--- Task goal ---
Give only the number of lines in these records that contain the word "обращение".

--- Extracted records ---
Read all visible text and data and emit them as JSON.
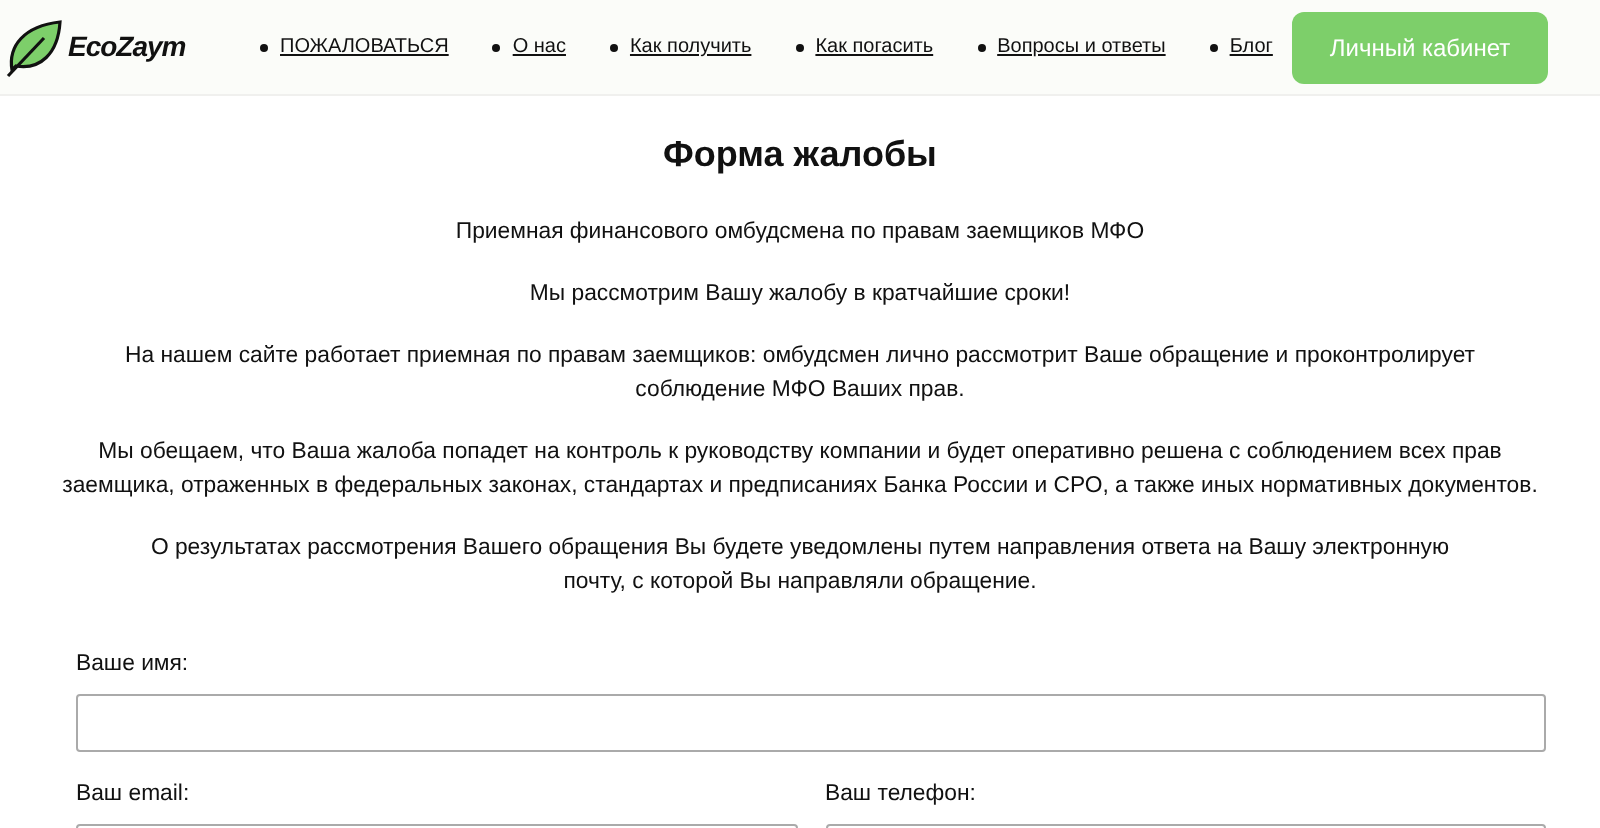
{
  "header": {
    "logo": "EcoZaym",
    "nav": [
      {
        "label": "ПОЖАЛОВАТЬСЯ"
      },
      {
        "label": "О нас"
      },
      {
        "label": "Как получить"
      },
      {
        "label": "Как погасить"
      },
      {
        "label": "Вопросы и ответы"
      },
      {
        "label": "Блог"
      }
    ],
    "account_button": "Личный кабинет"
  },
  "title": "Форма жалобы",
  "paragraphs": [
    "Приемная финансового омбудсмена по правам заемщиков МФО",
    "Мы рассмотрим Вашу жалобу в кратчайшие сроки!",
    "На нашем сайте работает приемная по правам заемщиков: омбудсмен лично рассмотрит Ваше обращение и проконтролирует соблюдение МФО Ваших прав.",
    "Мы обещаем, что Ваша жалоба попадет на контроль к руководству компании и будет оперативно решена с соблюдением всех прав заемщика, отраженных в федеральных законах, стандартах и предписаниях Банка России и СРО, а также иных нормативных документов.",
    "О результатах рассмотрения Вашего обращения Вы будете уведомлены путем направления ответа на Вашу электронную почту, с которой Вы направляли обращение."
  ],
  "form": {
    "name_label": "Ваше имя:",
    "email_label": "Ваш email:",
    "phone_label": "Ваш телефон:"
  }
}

==

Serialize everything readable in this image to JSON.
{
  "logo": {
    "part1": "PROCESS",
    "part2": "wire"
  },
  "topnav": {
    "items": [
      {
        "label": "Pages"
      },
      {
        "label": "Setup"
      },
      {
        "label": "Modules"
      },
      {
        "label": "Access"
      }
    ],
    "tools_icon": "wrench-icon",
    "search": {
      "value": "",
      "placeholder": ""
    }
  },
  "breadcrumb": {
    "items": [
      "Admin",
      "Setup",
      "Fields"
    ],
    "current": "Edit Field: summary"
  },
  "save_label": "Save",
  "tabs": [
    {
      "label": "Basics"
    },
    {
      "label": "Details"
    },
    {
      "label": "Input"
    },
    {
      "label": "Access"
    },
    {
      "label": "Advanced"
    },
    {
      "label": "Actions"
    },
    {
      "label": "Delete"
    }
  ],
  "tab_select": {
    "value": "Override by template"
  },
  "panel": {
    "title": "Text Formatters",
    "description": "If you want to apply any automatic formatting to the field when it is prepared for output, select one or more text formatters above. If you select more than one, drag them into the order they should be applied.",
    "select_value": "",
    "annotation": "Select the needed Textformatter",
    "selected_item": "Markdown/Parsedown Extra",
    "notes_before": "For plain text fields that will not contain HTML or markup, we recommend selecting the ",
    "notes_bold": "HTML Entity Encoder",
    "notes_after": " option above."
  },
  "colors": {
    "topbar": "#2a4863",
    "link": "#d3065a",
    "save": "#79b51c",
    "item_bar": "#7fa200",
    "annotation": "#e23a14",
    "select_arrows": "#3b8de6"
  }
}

* * *

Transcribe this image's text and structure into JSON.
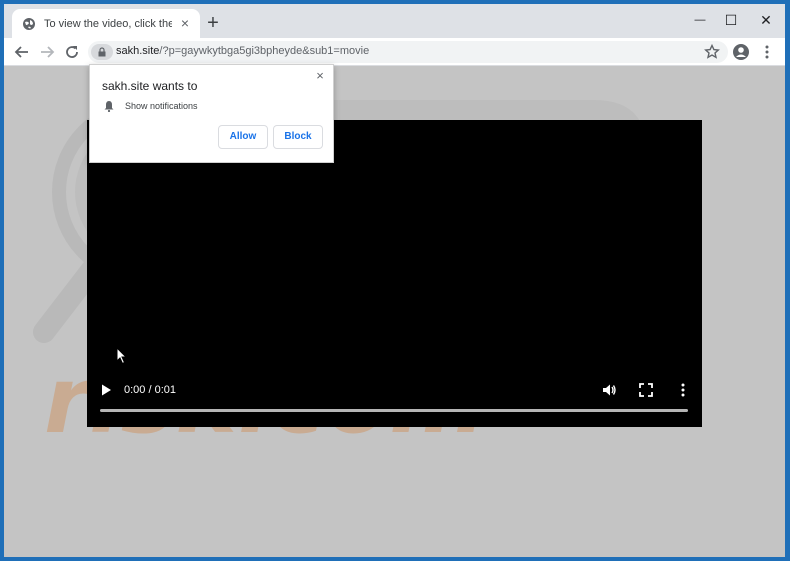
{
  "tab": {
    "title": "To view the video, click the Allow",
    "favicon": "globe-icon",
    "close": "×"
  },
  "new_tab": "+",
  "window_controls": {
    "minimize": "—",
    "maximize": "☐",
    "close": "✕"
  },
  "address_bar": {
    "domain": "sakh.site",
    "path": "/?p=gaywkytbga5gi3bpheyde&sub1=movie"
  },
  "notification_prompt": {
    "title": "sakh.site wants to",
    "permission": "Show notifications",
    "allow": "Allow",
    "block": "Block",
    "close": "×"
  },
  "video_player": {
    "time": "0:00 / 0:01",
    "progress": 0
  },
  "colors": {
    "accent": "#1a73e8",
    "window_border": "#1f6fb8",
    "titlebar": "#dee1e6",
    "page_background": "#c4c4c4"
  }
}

--- Correct answer ---
2